_THE REQUEST:_
Pull every line containing "Choice" out of the material below.

Collected data
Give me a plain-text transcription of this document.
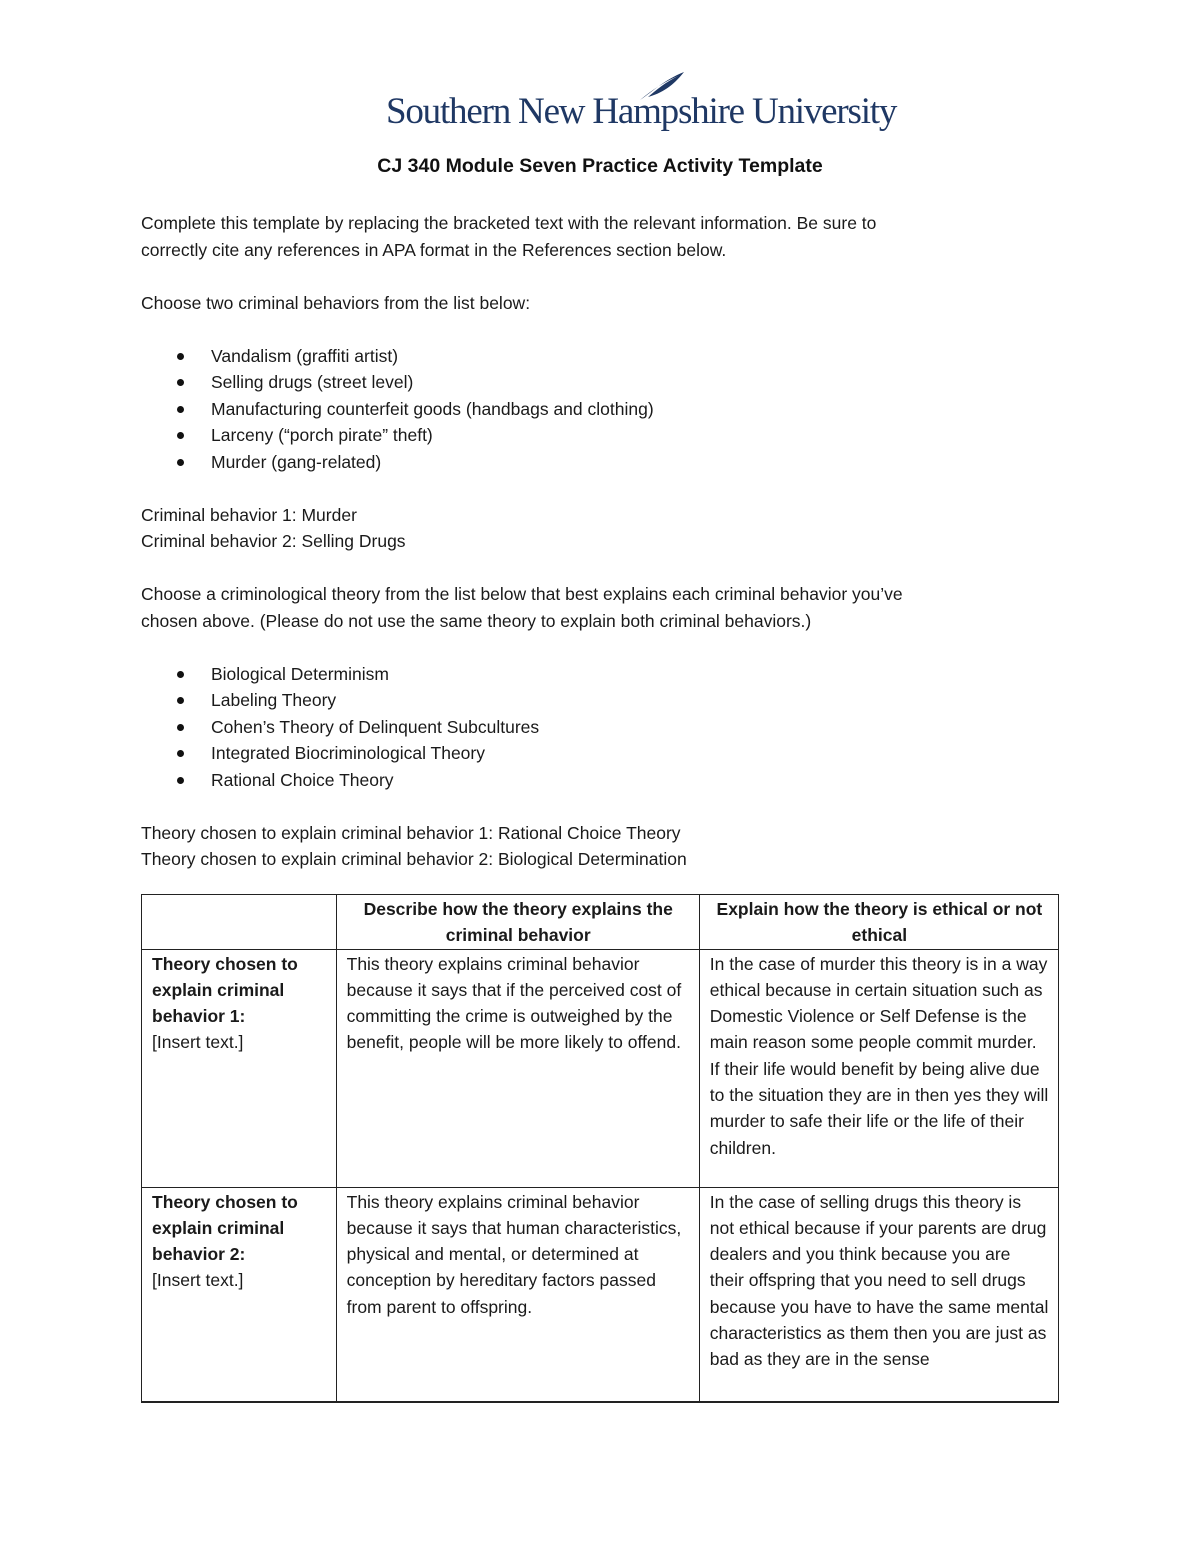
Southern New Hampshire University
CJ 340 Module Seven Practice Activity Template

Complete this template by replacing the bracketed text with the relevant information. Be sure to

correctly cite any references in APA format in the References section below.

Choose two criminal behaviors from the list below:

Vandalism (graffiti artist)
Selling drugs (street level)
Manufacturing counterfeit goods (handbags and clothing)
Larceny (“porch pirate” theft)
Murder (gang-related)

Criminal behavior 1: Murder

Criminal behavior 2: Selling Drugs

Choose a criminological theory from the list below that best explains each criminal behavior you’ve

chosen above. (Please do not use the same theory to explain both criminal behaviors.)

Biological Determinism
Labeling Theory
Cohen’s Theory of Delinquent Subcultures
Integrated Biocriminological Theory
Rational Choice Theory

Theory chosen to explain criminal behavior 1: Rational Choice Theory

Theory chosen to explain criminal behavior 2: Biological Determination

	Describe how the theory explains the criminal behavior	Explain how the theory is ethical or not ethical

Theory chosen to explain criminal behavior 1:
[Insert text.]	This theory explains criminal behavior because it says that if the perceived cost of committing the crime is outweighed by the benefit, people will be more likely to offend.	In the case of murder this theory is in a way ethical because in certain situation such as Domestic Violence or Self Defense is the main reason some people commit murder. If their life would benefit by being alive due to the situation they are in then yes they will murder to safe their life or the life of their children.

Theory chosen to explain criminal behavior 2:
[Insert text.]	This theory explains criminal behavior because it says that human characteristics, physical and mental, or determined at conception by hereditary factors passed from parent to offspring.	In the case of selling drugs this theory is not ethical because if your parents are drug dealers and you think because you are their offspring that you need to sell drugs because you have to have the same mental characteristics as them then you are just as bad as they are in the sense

_WRITTEN ANSWER:_
Rational Choice Theory
Theory chosen to explain criminal behavior 1: Rational Choice Theory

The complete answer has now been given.